→ **STATED TASK**:
Leave out the pictures, and reproduce exactly the lines from the line containing "Reverse-engineer this chart into JSON." through the final line of the entries.

→ **RAW RECORDS**:
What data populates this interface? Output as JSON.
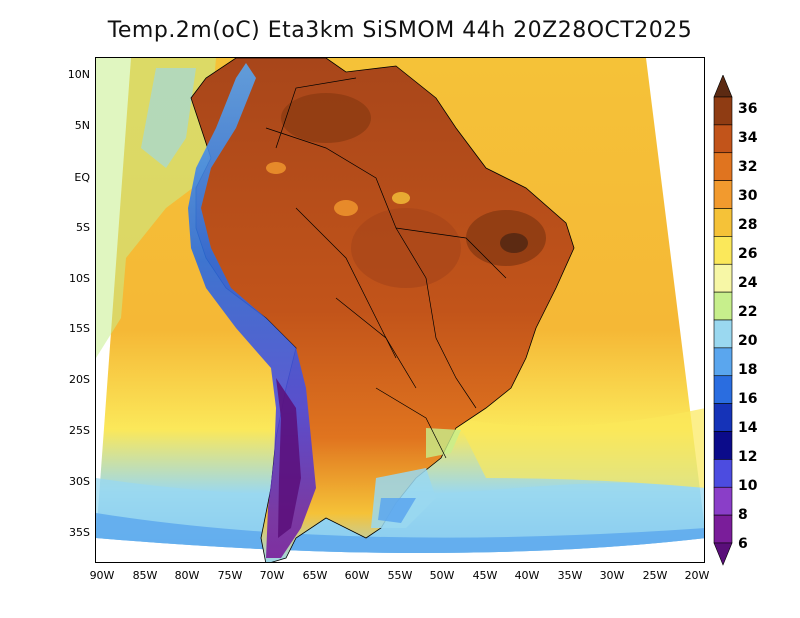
{
  "title": "Temp.2m(oC) Eta3km SiSMOM 44h 20Z28OCT2025",
  "lat_ticks": [
    "10N",
    "5N",
    "EQ",
    "5S",
    "10S",
    "15S",
    "20S",
    "25S",
    "30S",
    "35S"
  ],
  "lon_ticks": [
    "90W",
    "85W",
    "80W",
    "75W",
    "70W",
    "65W",
    "60W",
    "55W",
    "50W",
    "45W",
    "40W",
    "35W",
    "30W",
    "25W",
    "20W"
  ],
  "colorbar": {
    "labels": [
      "36",
      "34",
      "32",
      "30",
      "28",
      "26",
      "24",
      "22",
      "20",
      "18",
      "16",
      "14",
      "12",
      "10",
      "8",
      "6"
    ],
    "colors": [
      "#5c2a12",
      "#8f3c13",
      "#c2541a",
      "#e0741f",
      "#f29a2e",
      "#f5c238",
      "#fbe85a",
      "#f7f7a6",
      "#c7ef8c",
      "#9ad8f0",
      "#5aa6ee",
      "#2a6de0",
      "#1533b8",
      "#0b0b8a",
      "#4c4ce0",
      "#8a3ec8",
      "#7a1d9a",
      "#5a0e7a"
    ]
  },
  "palette": {
    "ocean_warm": "#f5c238",
    "ocean_mid": "#fbe85a",
    "ocean_cool": "#9ad8f0",
    "ocean_cold": "#5aa6ee",
    "land_hot": "#c2541a",
    "land_hotter": "#8f3c13",
    "andes": "#4c4ce0",
    "andes_high": "#7a1d9a",
    "outline": "#000000"
  }
}
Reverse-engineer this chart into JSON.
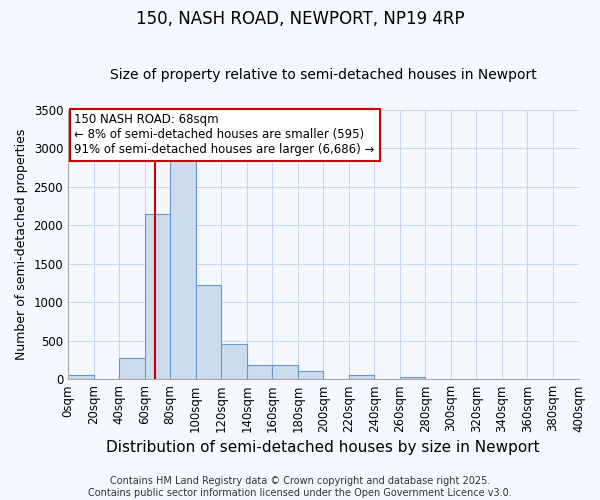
{
  "title": "150, NASH ROAD, NEWPORT, NP19 4RP",
  "subtitle": "Size of property relative to semi-detached houses in Newport",
  "xlabel": "Distribution of semi-detached houses by size in Newport",
  "ylabel": "Number of semi-detached properties",
  "bins": [
    0,
    20,
    40,
    60,
    80,
    100,
    120,
    140,
    160,
    180,
    200,
    220,
    240,
    260,
    280,
    300,
    320,
    340,
    360,
    380,
    400
  ],
  "counts": [
    50,
    0,
    275,
    2150,
    2900,
    1220,
    460,
    185,
    185,
    105,
    0,
    55,
    0,
    35,
    0,
    0,
    0,
    0,
    0,
    0
  ],
  "bar_color": "#ccdcee",
  "bar_edge_color": "#6699cc",
  "vline_x": 68,
  "vline_color": "#cc0000",
  "ylim": [
    0,
    3500
  ],
  "annotation_text": "150 NASH ROAD: 68sqm\n← 8% of semi-detached houses are smaller (595)\n91% of semi-detached houses are larger (6,686) →",
  "annotation_box_color": "#ffffff",
  "annotation_box_edge": "#cc0000",
  "footer1": "Contains HM Land Registry data © Crown copyright and database right 2025.",
  "footer2": "Contains public sector information licensed under the Open Government Licence v3.0.",
  "bg_color": "#f5f8ff",
  "grid_color": "#c8d8f0",
  "title_fontsize": 12,
  "subtitle_fontsize": 10,
  "xlabel_fontsize": 11,
  "ylabel_fontsize": 9,
  "tick_fontsize": 8.5,
  "footer_fontsize": 7,
  "annot_fontsize": 8.5
}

→ **THE OUTPUT**:
Reverse-engineer this chart into JSON.
{
  "title": "150, NASH ROAD, NEWPORT, NP19 4RP",
  "subtitle": "Size of property relative to semi-detached houses in Newport",
  "xlabel": "Distribution of semi-detached houses by size in Newport",
  "ylabel": "Number of semi-detached properties",
  "bins": [
    0,
    20,
    40,
    60,
    80,
    100,
    120,
    140,
    160,
    180,
    200,
    220,
    240,
    260,
    280,
    300,
    320,
    340,
    360,
    380,
    400
  ],
  "counts": [
    50,
    0,
    275,
    2150,
    2900,
    1220,
    460,
    185,
    185,
    105,
    0,
    55,
    0,
    35,
    0,
    0,
    0,
    0,
    0,
    0
  ],
  "bar_color": "#ccdcee",
  "bar_edge_color": "#6699cc",
  "vline_x": 68,
  "vline_color": "#cc0000",
  "ylim": [
    0,
    3500
  ],
  "annotation_text": "150 NASH ROAD: 68sqm\n← 8% of semi-detached houses are smaller (595)\n91% of semi-detached houses are larger (6,686) →",
  "annotation_box_color": "#ffffff",
  "annotation_box_edge": "#cc0000",
  "footer1": "Contains HM Land Registry data © Crown copyright and database right 2025.",
  "footer2": "Contains public sector information licensed under the Open Government Licence v3.0.",
  "bg_color": "#f5f8ff",
  "grid_color": "#c8d8f0",
  "title_fontsize": 12,
  "subtitle_fontsize": 10,
  "xlabel_fontsize": 11,
  "ylabel_fontsize": 9,
  "tick_fontsize": 8.5,
  "footer_fontsize": 7,
  "annot_fontsize": 8.5
}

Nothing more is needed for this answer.